» **WRITTEN PROBLEM**: Copy each line of the entries that contains the word "施工放样".

» **DATA RECORDS**:
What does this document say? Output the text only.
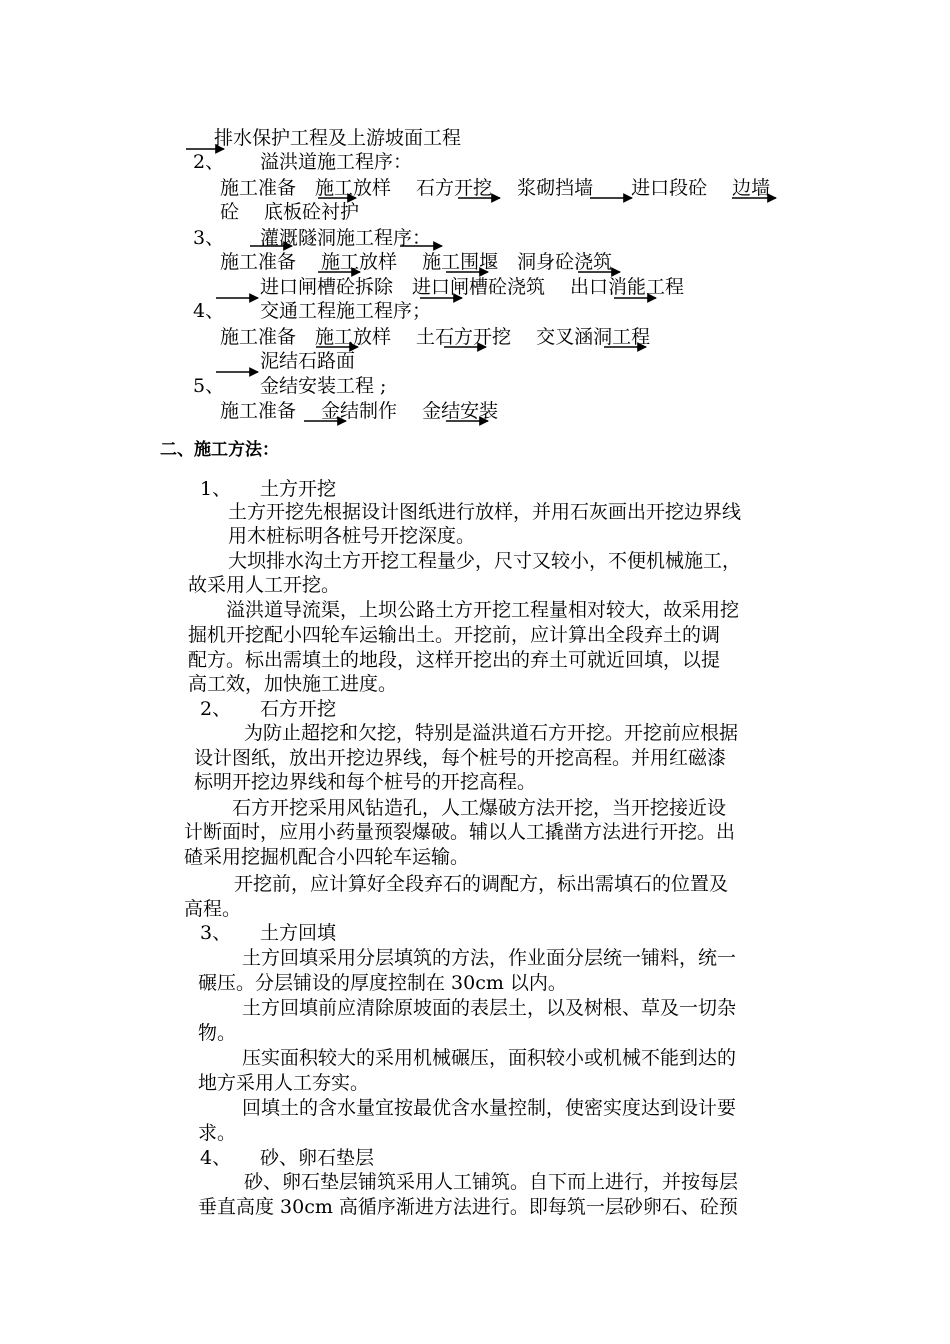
排水保护工程及上游坡面工程
2、 溢洪道施工程序：
施工准备　施工放样　 石方开挖　 浆砌挡墙　　进口段砼　 边墙
砼　 底板砼衬护
3、 灌溉隧洞施工程序：
施工准备　 施工放样　 施工围堰　洞身砼浇筑
进口闸槽砼拆除　进口闸槽砼浇筑　 出口消能工程
4、 交通工程施工程序；
施工准备　施工放样　 土石方开挖　 交叉涵洞工程
泥结石路面
5、 金结安装工程 ;
施工准备　 金结制作　 金结安装
二、施工方法：
1、 土方开挖
土方开挖先根据设计图纸进行放样，并用石灰画出开挖边界线
用木桩标明各桩号开挖深度。
大坝排水沟土方开挖工程量少，尺寸又较小，不便机械施工，
故采用人工开挖。
溢洪道导流渠，上坝公路土方开挖工程量相对较大，故采用挖
掘机开挖配小四轮车运输出土。开挖前，应计算出全段弃土的调
配方。标出需填土的地段，这样开挖出的弃土可就近回填，以提
高工效，加快施工进度。
2、 石方开挖
为防止超挖和欠挖，特别是溢洪道石方开挖。开挖前应根据
设计图纸，放出开挖边界线，每个桩号的开挖高程。并用红磁漆
标明开挖边界线和每个桩号的开挖高程。
石方开挖采用风钻造孔，人工爆破方法开挖，当开挖接近设
计断面时，应用小药量预裂爆破。辅以人工撬凿方法进行开挖。出
碴采用挖掘机配合小四轮车运输。
开挖前，应计算好全段弃石的调配方，标出需填石的位置及
高程。
3、 土方回填
土方回填采用分层填筑的方法，作业面分层统一铺料，统一
碾压。分层铺设的厚度控制在 30cm 以内。
土方回填前应清除原坡面的表层土，以及树根、草及一切杂
物。
压实面积较大的采用机械碾压，面积较小或机械不能到达的
地方采用人工夯实。
回填土的含水量宜按最优含水量控制，使密实度达到设计要
求。
4、 砂、卵石垫层
砂、卵石垫层铺筑采用人工铺筑。自下而上进行，并按每层
垂直高度 30cm 高循序渐进方法进行。即每筑一层砂卵石、砼预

» **EXERCISE RESPONSE**:
施工准备　施工放样　 石方开挖　 浆砌挡墙　　进口段砼　 边墙
施工准备　 施工放样　 施工围堰　洞身砼浇筑
施工准备　施工放样　 土石方开挖　 交叉涵洞工程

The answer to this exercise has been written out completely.